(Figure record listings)
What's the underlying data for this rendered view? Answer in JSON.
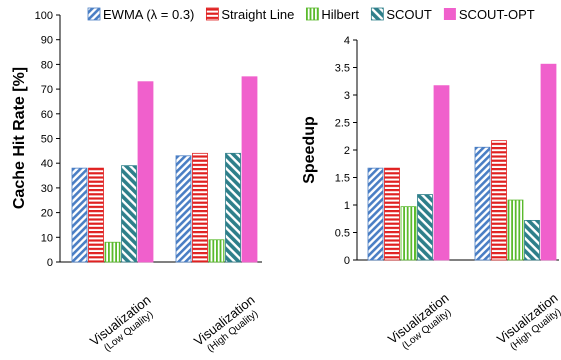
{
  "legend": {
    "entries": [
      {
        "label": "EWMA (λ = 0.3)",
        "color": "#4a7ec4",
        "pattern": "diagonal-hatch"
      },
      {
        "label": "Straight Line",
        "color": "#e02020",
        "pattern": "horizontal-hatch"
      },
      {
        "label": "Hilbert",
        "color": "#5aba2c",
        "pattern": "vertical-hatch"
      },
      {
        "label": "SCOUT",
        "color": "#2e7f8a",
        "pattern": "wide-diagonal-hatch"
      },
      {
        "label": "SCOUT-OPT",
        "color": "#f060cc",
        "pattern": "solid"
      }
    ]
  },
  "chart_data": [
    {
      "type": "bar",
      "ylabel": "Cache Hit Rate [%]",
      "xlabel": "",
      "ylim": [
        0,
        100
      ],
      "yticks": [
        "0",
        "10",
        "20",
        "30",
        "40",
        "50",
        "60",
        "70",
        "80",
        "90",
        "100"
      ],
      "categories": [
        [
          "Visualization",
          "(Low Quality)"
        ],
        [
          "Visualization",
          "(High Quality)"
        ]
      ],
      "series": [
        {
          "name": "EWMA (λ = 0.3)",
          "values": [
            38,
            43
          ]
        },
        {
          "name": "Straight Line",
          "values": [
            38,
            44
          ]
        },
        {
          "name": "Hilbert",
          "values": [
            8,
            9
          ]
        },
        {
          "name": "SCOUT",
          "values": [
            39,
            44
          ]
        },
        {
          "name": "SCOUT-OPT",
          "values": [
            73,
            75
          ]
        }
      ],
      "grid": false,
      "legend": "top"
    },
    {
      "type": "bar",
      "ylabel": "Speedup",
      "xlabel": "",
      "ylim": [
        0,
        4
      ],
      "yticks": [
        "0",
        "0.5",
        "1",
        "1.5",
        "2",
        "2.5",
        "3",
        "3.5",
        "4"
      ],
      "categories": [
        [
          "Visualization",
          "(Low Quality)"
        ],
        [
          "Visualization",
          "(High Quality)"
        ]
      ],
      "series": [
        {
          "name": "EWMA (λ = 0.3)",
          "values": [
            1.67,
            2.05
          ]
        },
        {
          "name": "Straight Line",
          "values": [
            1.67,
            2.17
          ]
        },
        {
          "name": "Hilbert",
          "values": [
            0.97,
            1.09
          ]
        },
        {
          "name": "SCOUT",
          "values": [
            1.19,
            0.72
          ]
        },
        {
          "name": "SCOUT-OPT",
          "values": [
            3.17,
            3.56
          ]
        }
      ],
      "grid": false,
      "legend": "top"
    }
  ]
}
==
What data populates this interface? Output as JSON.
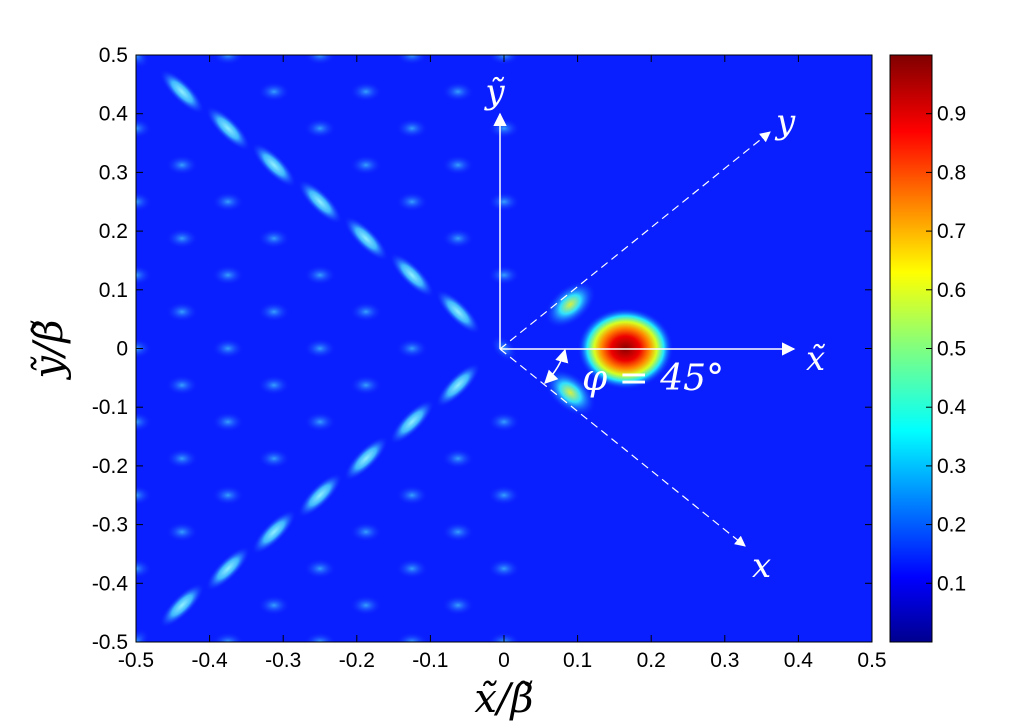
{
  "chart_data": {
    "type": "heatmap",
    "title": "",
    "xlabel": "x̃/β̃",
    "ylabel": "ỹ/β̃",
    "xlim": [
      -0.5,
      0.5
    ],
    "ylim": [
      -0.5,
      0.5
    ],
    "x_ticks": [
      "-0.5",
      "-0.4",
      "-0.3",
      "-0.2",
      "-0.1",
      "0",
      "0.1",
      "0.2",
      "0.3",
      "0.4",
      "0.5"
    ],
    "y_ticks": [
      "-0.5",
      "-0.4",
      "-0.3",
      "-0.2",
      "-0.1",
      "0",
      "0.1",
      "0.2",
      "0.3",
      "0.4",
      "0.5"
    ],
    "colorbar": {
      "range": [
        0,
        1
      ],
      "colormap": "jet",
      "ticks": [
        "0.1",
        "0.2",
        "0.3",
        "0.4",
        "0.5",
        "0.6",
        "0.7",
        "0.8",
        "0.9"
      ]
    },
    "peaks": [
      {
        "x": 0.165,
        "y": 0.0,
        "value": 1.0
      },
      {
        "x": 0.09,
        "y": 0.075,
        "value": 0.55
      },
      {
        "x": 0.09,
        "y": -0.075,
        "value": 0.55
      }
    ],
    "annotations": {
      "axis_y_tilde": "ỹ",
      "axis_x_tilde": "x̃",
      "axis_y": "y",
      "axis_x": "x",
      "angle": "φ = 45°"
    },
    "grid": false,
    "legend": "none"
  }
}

• WHAT IS NEEDED: Copy every line of the records above that holds the word "diagonal".

• ANSWER:
        "pattern": "diagonal-hatch"
        "pattern": "wide-diagonal-hatch"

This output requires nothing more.